[Collection entries]
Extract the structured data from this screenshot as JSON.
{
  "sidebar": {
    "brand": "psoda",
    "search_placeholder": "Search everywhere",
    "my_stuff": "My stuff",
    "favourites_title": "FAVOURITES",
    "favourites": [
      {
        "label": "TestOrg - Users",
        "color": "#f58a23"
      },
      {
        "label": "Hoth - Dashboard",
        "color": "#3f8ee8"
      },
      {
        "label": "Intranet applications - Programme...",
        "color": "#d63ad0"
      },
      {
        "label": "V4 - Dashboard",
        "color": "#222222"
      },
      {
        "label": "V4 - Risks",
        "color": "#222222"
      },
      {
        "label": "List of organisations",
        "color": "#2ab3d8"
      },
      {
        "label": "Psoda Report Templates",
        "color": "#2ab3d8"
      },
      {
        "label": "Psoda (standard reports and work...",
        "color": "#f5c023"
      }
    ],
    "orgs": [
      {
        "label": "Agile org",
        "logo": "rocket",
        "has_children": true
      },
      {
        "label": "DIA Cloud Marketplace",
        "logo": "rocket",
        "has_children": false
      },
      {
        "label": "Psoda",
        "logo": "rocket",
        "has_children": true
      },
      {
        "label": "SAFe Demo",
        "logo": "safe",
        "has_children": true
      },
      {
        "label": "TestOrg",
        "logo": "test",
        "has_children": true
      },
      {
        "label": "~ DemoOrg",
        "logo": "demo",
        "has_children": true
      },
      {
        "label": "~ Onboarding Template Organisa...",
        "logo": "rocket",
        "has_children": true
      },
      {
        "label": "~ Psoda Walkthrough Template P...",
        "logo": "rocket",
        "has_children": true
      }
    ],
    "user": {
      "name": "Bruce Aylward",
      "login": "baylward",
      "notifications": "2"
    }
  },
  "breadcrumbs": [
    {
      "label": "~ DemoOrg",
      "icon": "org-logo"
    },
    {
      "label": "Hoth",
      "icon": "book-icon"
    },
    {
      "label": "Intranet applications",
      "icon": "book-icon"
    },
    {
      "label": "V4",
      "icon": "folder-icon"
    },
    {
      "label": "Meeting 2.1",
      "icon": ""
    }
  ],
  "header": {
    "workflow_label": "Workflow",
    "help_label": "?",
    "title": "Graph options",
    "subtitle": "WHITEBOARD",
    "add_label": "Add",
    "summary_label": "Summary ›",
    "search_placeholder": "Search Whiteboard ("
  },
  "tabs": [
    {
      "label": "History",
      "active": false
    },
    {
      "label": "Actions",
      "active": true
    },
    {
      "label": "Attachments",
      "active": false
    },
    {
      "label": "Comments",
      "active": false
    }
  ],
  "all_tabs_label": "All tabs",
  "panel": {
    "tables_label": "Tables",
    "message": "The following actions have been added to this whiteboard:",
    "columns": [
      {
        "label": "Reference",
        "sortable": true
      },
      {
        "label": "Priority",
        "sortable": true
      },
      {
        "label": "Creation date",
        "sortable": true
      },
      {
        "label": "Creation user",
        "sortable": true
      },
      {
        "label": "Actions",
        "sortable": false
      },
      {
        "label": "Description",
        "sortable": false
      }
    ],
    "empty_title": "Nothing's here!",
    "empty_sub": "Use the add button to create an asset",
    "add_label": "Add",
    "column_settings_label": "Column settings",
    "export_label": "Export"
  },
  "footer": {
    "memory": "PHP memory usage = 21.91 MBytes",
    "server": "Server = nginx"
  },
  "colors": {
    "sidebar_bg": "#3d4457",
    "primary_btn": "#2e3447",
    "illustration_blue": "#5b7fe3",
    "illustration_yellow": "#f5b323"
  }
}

▶ **Exercise directions**:
Repeat the material word for word, in full.

▶ **Task result**:
Extract the structured data from this screenshot as JSON.
{
  "sidebar": {
    "brand": "psoda",
    "search_placeholder": "Search everywhere",
    "my_stuff": "My stuff",
    "favourites_title": "FAVOURITES",
    "favourites": [
      {
        "label": "TestOrg - Users",
        "color": "#f58a23"
      },
      {
        "label": "Hoth - Dashboard",
        "color": "#3f8ee8"
      },
      {
        "label": "Intranet applications - Programme...",
        "color": "#d63ad0"
      },
      {
        "label": "V4 - Dashboard",
        "color": "#222222"
      },
      {
        "label": "V4 - Risks",
        "color": "#222222"
      },
      {
        "label": "List of organisations",
        "color": "#2ab3d8"
      },
      {
        "label": "Psoda Report Templates",
        "color": "#2ab3d8"
      },
      {
        "label": "Psoda (standard reports and work...",
        "color": "#f5c023"
      }
    ],
    "orgs": [
      {
        "label": "Agile org",
        "logo": "rocket",
        "has_children": true
      },
      {
        "label": "DIA Cloud Marketplace",
        "logo": "rocket",
        "has_children": false
      },
      {
        "label": "Psoda",
        "logo": "rocket",
        "has_children": true
      },
      {
        "label": "SAFe Demo",
        "logo": "safe",
        "has_children": true
      },
      {
        "label": "TestOrg",
        "logo": "test",
        "has_children": true
      },
      {
        "label": "~ DemoOrg",
        "logo": "demo",
        "has_children": true
      },
      {
        "label": "~ Onboarding Template Organisa...",
        "logo": "rocket",
        "has_children": true
      },
      {
        "label": "~ Psoda Walkthrough Template P...",
        "logo": "rocket",
        "has_children": true
      }
    ],
    "user": {
      "name": "Bruce Aylward",
      "login": "baylward",
      "notifications": "2"
    }
  },
  "breadcrumbs": [
    {
      "label": "~ DemoOrg",
      "icon": "org-logo"
    },
    {
      "label": "Hoth",
      "icon": "book-icon"
    },
    {
      "label": "Intranet applications",
      "icon": "book-icon"
    },
    {
      "label": "V4",
      "icon": "folder-icon"
    },
    {
      "label": "Meeting 2.1",
      "icon": ""
    }
  ],
  "header": {
    "workflow_label": "Workflow",
    "help_label": "?",
    "title": "Graph options",
    "subtitle": "WHITEBOARD",
    "add_label": "Add",
    "summary_label": "Summary ›",
    "search_placeholder": "Search Whiteboard ("
  },
  "tabs": [
    {
      "label": "History",
      "active": false
    },
    {
      "label": "Actions",
      "active": true
    },
    {
      "label": "Attachments",
      "active": false
    },
    {
      "label": "Comments",
      "active": false
    }
  ],
  "all_tabs_label": "All tabs",
  "panel": {
    "tables_label": "Tables",
    "message": "The following actions have been added to this whiteboard:",
    "columns": [
      {
        "label": "Reference",
        "sortable": true
      },
      {
        "label": "Priority",
        "sortable": true
      },
      {
        "label": "Creation date",
        "sortable": true
      },
      {
        "label": "Creation user",
        "sortable": true
      },
      {
        "label": "Actions",
        "sortable": false
      },
      {
        "label": "Description",
        "sortable": false
      }
    ],
    "empty_title": "Nothing's here!",
    "empty_sub": "Use the add button to create an asset",
    "add_label": "Add",
    "column_settings_label": "Column settings",
    "export_label": "Export"
  },
  "footer": {
    "memory": "PHP memory usage = 21.91 MBytes",
    "server": "Server = nginx"
  },
  "colors": {
    "sidebar_bg": "#3d4457",
    "primary_btn": "#2e3447",
    "illustration_blue": "#5b7fe3",
    "illustration_yellow": "#f5b323"
  }
}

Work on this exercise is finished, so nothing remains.